Recorded data
-=-=-

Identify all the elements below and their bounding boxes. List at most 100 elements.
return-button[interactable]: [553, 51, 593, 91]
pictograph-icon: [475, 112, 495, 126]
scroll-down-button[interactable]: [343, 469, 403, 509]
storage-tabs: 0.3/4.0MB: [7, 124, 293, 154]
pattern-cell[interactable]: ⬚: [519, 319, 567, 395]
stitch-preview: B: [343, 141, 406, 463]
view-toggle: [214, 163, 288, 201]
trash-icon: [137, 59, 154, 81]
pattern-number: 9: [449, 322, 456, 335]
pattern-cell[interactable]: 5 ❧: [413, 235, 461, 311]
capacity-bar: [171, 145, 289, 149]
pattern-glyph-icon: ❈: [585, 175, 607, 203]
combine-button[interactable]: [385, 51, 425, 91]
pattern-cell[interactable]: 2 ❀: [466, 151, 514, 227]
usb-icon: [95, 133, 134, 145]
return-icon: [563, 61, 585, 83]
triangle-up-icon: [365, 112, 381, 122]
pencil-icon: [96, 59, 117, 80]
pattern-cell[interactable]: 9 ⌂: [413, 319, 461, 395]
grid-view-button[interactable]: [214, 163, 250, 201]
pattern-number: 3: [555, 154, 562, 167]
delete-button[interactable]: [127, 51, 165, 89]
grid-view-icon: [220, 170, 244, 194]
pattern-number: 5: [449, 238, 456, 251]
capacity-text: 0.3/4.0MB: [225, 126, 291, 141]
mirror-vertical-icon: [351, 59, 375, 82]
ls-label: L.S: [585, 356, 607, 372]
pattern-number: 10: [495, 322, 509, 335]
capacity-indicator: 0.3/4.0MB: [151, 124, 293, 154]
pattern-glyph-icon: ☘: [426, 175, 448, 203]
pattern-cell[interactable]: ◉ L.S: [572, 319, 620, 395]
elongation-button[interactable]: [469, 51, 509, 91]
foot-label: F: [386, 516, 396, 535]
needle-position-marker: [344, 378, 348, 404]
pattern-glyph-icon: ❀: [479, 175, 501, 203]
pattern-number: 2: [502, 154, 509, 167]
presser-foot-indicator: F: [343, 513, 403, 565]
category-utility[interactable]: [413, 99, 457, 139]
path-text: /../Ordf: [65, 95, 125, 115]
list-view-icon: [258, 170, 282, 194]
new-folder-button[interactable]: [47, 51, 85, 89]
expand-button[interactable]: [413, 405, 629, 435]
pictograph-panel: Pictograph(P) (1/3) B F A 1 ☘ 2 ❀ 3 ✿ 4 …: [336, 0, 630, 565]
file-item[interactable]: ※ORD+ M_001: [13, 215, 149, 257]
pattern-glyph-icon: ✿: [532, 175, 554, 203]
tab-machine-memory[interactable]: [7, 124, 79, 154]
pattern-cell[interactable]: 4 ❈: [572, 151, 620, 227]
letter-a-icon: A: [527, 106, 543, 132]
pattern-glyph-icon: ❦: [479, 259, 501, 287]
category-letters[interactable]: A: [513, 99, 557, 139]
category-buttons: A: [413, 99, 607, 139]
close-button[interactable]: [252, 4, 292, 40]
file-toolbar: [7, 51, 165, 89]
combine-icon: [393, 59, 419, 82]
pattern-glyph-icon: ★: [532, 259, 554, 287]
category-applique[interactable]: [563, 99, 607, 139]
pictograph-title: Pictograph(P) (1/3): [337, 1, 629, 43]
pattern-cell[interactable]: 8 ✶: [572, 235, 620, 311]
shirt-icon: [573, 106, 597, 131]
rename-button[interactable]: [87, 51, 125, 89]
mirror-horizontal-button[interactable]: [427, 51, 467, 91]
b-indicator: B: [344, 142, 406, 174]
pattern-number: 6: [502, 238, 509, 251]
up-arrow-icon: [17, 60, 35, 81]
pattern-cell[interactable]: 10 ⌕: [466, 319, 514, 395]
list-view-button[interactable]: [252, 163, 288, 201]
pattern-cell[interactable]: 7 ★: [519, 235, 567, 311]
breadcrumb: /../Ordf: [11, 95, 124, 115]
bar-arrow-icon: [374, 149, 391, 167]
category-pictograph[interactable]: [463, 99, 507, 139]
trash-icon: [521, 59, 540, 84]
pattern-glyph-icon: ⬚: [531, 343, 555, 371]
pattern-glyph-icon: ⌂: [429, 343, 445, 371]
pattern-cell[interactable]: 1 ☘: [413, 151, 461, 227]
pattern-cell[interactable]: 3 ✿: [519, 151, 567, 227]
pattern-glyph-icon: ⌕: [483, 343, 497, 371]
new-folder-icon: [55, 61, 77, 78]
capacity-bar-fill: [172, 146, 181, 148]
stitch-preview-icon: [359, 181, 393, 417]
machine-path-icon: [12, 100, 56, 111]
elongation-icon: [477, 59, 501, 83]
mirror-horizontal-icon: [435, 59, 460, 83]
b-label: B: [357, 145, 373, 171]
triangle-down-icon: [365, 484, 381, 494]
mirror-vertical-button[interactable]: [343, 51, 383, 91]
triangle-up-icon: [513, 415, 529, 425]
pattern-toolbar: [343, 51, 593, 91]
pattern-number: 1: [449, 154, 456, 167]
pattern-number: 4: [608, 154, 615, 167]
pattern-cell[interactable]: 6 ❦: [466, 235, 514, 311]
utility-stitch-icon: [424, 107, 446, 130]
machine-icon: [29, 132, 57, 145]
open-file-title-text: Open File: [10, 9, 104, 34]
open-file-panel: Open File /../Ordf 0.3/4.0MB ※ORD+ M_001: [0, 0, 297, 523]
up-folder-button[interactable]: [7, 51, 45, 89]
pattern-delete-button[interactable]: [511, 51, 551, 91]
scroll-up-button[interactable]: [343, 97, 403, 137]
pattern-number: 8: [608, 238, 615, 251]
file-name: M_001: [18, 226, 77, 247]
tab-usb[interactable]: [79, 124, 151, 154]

-=-=-

Problem to work on: Can you print the lines of the data from its first line through the line holding "scroll-down-button[interactable]: [343, 469, 403, 509]", inclusive, reproducing each one unchanged?

Response for this exercise:
Identify all the elements below and their bounding boxes. List at most 100 elements.
return-button[interactable]: [553, 51, 593, 91]
pictograph-icon: [475, 112, 495, 126]
scroll-down-button[interactable]: [343, 469, 403, 509]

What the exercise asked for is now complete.